:: Data shown ::
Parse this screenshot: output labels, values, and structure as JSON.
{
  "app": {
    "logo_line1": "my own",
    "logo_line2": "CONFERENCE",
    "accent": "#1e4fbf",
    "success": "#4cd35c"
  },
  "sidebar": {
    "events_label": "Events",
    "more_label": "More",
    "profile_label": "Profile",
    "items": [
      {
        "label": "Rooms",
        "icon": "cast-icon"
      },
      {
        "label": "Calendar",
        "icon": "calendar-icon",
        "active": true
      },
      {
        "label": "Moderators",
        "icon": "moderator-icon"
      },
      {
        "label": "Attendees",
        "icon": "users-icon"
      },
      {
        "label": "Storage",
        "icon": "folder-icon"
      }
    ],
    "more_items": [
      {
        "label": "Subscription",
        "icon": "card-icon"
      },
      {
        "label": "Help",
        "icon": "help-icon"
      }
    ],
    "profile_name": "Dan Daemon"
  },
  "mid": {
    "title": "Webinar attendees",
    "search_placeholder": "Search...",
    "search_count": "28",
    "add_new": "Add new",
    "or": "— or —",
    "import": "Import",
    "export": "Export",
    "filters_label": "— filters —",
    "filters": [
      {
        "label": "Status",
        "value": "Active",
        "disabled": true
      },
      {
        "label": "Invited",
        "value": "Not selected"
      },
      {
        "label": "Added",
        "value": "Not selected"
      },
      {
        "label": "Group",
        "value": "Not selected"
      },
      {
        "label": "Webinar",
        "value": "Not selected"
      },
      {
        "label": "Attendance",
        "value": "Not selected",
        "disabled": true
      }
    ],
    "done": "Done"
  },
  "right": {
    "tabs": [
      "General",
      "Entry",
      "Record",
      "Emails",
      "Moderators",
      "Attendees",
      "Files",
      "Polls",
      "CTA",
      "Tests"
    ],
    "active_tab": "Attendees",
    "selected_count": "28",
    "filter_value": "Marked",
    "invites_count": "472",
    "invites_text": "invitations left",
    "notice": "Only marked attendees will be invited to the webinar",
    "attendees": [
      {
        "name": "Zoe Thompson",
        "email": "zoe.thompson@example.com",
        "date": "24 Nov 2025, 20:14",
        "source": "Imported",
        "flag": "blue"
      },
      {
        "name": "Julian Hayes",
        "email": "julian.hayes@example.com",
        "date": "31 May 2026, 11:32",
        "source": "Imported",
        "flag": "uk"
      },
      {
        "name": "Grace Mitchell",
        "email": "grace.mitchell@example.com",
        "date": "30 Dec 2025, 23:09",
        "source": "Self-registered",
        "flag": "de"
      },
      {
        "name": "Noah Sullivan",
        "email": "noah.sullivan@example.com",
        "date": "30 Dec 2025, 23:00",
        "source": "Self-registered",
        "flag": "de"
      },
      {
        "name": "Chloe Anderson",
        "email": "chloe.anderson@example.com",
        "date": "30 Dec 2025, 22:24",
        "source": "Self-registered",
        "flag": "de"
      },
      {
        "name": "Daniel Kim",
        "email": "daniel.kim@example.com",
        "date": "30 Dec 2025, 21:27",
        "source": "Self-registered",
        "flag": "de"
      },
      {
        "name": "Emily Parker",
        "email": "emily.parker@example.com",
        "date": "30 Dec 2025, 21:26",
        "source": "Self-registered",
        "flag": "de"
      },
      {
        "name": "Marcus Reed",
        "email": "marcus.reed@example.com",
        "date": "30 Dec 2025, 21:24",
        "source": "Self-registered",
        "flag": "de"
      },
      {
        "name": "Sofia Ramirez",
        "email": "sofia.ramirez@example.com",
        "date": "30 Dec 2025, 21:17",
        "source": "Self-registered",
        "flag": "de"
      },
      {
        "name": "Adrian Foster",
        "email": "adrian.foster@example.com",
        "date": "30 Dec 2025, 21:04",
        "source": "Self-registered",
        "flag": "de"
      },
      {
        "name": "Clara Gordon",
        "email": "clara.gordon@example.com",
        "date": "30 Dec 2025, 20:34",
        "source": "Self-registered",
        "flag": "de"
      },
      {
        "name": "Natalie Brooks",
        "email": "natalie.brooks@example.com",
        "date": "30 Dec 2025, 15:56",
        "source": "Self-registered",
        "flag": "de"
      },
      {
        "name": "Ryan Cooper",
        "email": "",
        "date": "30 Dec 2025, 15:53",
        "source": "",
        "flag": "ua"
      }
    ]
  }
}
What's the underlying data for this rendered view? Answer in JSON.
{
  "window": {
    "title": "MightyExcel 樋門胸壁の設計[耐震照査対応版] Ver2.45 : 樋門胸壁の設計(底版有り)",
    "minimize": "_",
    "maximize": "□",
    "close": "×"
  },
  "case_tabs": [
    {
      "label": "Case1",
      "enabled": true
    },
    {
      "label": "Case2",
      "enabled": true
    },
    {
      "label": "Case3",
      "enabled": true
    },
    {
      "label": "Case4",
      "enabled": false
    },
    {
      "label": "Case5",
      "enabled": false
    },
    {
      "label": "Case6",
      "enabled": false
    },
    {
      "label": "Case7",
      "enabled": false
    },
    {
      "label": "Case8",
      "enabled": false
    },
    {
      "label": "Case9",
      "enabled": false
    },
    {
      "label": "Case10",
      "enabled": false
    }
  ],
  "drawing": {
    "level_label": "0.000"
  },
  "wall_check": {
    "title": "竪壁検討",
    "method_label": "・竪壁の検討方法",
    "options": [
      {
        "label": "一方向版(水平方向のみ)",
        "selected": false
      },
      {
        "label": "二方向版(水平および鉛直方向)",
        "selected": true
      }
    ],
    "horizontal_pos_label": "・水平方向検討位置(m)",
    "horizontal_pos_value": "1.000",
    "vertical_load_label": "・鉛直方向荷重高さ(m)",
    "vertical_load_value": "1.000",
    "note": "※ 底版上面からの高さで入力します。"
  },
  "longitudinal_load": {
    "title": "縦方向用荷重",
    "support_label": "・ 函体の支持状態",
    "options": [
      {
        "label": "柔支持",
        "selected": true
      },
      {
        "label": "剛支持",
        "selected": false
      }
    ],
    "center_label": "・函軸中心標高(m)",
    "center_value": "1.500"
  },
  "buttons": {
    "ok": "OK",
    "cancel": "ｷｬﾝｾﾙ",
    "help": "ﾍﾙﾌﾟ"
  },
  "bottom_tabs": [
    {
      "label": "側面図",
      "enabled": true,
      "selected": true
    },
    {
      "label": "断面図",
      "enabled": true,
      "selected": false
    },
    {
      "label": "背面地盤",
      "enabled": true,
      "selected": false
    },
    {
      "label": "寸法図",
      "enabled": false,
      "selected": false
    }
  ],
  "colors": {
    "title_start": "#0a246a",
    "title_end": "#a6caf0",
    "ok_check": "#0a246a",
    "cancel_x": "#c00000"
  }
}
:::
Set problem: Return the entries above exactly as they appear.

Result:
Parse this screenshot: output labels, values, and structure as JSON.
{
  "app": {
    "logo_line1": "my own",
    "logo_line2": "CONFERENCE",
    "accent": "#1e4fbf",
    "success": "#4cd35c"
  },
  "sidebar": {
    "events_label": "Events",
    "more_label": "More",
    "profile_label": "Profile",
    "items": [
      {
        "label": "Rooms",
        "icon": "cast-icon"
      },
      {
        "label": "Calendar",
        "icon": "calendar-icon",
        "active": true
      },
      {
        "label": "Moderators",
        "icon": "moderator-icon"
      },
      {
        "label": "Attendees",
        "icon": "users-icon"
      },
      {
        "label": "Storage",
        "icon": "folder-icon"
      }
    ],
    "more_items": [
      {
        "label": "Subscription",
        "icon": "card-icon"
      },
      {
        "label": "Help",
        "icon": "help-icon"
      }
    ],
    "profile_name": "Dan Daemon"
  },
  "mid": {
    "title": "Webinar attendees",
    "search_placeholder": "Search...",
    "search_count": "28",
    "add_new": "Add new",
    "or": "— or —",
    "import": "Import",
    "export": "Export",
    "filters_label": "— filters —",
    "filters": [
      {
        "label": "Status",
        "value": "Active",
        "disabled": true
      },
      {
        "label": "Invited",
        "value": "Not selected"
      },
      {
        "label": "Added",
        "value": "Not selected"
      },
      {
        "label": "Group",
        "value": "Not selected"
      },
      {
        "label": "Webinar",
        "value": "Not selected"
      },
      {
        "label": "Attendance",
        "value": "Not selected",
        "disabled": true
      }
    ],
    "done": "Done"
  },
  "right": {
    "tabs": [
      "General",
      "Entry",
      "Record",
      "Emails",
      "Moderators",
      "Attendees",
      "Files",
      "Polls",
      "CTA",
      "Tests"
    ],
    "active_tab": "Attendees",
    "selected_count": "28",
    "filter_value": "Marked",
    "invites_count": "472",
    "invites_text": "invitations left",
    "notice": "Only marked attendees will be invited to the webinar",
    "attendees": [
      {
        "name": "Zoe Thompson",
        "email": "zoe.thompson@example.com",
        "date": "24 Nov 2025, 20:14",
        "source": "Imported",
        "flag": "blue"
      },
      {
        "name": "Julian Hayes",
        "email": "julian.hayes@example.com",
        "date": "31 May 2026, 11:32",
        "source": "Imported",
        "flag": "uk"
      },
      {
        "name": "Grace Mitchell",
        "email": "grace.mitchell@example.com",
        "date": "30 Dec 2025, 23:09",
        "source": "Self-registered",
        "flag": "de"
      },
      {
        "name": "Noah Sullivan",
        "email": "noah.sullivan@example.com",
        "date": "30 Dec 2025, 23:00",
        "source": "Self-registered",
        "flag": "de"
      },
      {
        "name": "Chloe Anderson",
        "email": "chloe.anderson@example.com",
        "date": "30 Dec 2025, 22:24",
        "source": "Self-registered",
        "flag": "de"
      },
      {
        "name": "Daniel Kim",
        "email": "daniel.kim@example.com",
        "date": "30 Dec 2025, 21:27",
        "source": "Self-registered",
        "flag": "de"
      },
      {
        "name": "Emily Parker",
        "email": "emily.parker@example.com",
        "date": "30 Dec 2025, 21:26",
        "source": "Self-registered",
        "flag": "de"
      },
      {
        "name": "Marcus Reed",
        "email": "marcus.reed@example.com",
        "date": "30 Dec 2025, 21:24",
        "source": "Self-registered",
        "flag": "de"
      },
      {
        "name": "Sofia Ramirez",
        "email": "sofia.ramirez@example.com",
        "date": "30 Dec 2025, 21:17",
        "source": "Self-registered",
        "flag": "de"
      },
      {
        "name": "Adrian Foster",
        "email": "adrian.foster@example.com",
        "date": "30 Dec 2025, 21:04",
        "source": "Self-registered",
        "flag": "de"
      },
      {
        "name": "Clara Gordon",
        "email": "clara.gordon@example.com",
        "date": "30 Dec 2025, 20:34",
        "source": "Self-registered",
        "flag": "de"
      },
      {
        "name": "Natalie Brooks",
        "email": "natalie.brooks@example.com",
        "date": "30 Dec 2025, 15:56",
        "source": "Self-registered",
        "flag": "de"
      },
      {
        "name": "Ryan Cooper",
        "email": "",
        "date": "30 Dec 2025, 15:53",
        "source": "",
        "flag": "ua"
      }
    ]
  }
}
What's the underlying data for this rendered view? Answer in JSON.
{
  "window": {
    "title": "MightyExcel 樋門胸壁の設計[耐震照査対応版] Ver2.45 : 樋門胸壁の設計(底版有り)",
    "minimize": "_",
    "maximize": "□",
    "close": "×"
  },
  "case_tabs": [
    {
      "label": "Case1",
      "enabled": true
    },
    {
      "label": "Case2",
      "enabled": true
    },
    {
      "label": "Case3",
      "enabled": true
    },
    {
      "label": "Case4",
      "enabled": false
    },
    {
      "label": "Case5",
      "enabled": false
    },
    {
      "label": "Case6",
      "enabled": false
    },
    {
      "label": "Case7",
      "enabled": false
    },
    {
      "label": "Case8",
      "enabled": false
    },
    {
      "label": "Case9",
      "enabled": false
    },
    {
      "label": "Case10",
      "enabled": false
    }
  ],
  "drawing": {
    "level_label": "0.000"
  },
  "wall_check": {
    "title": "竪壁検討",
    "method_label": "・竪壁の検討方法",
    "options": [
      {
        "label": "一方向版(水平方向のみ)",
        "selected": false
      },
      {
        "label": "二方向版(水平および鉛直方向)",
        "selected": true
      }
    ],
    "horizontal_pos_label": "・水平方向検討位置(m)",
    "horizontal_pos_value": "1.000",
    "vertical_load_label": "・鉛直方向荷重高さ(m)",
    "vertical_load_value": "1.000",
    "note": "※ 底版上面からの高さで入力します。"
  },
  "longitudinal_load": {
    "title": "縦方向用荷重",
    "support_label": "・ 函体の支持状態",
    "options": [
      {
        "label": "柔支持",
        "selected": true
      },
      {
        "label": "剛支持",
        "selected": false
      }
    ],
    "center_label": "・函軸中心標高(m)",
    "center_value": "1.500"
  },
  "buttons": {
    "ok": "OK",
    "cancel": "ｷｬﾝｾﾙ",
    "help": "ﾍﾙﾌﾟ"
  },
  "bottom_tabs": [
    {
      "label": "側面図",
      "enabled": true,
      "selected": true
    },
    {
      "label": "断面図",
      "enabled": true,
      "selected": false
    },
    {
      "label": "背面地盤",
      "enabled": true,
      "selected": false
    },
    {
      "label": "寸法図",
      "enabled": false,
      "selected": false
    }
  ],
  "colors": {
    "title_start": "#0a246a",
    "title_end": "#a6caf0",
    "ok_check": "#0a246a",
    "cancel_x": "#c00000"
  }
}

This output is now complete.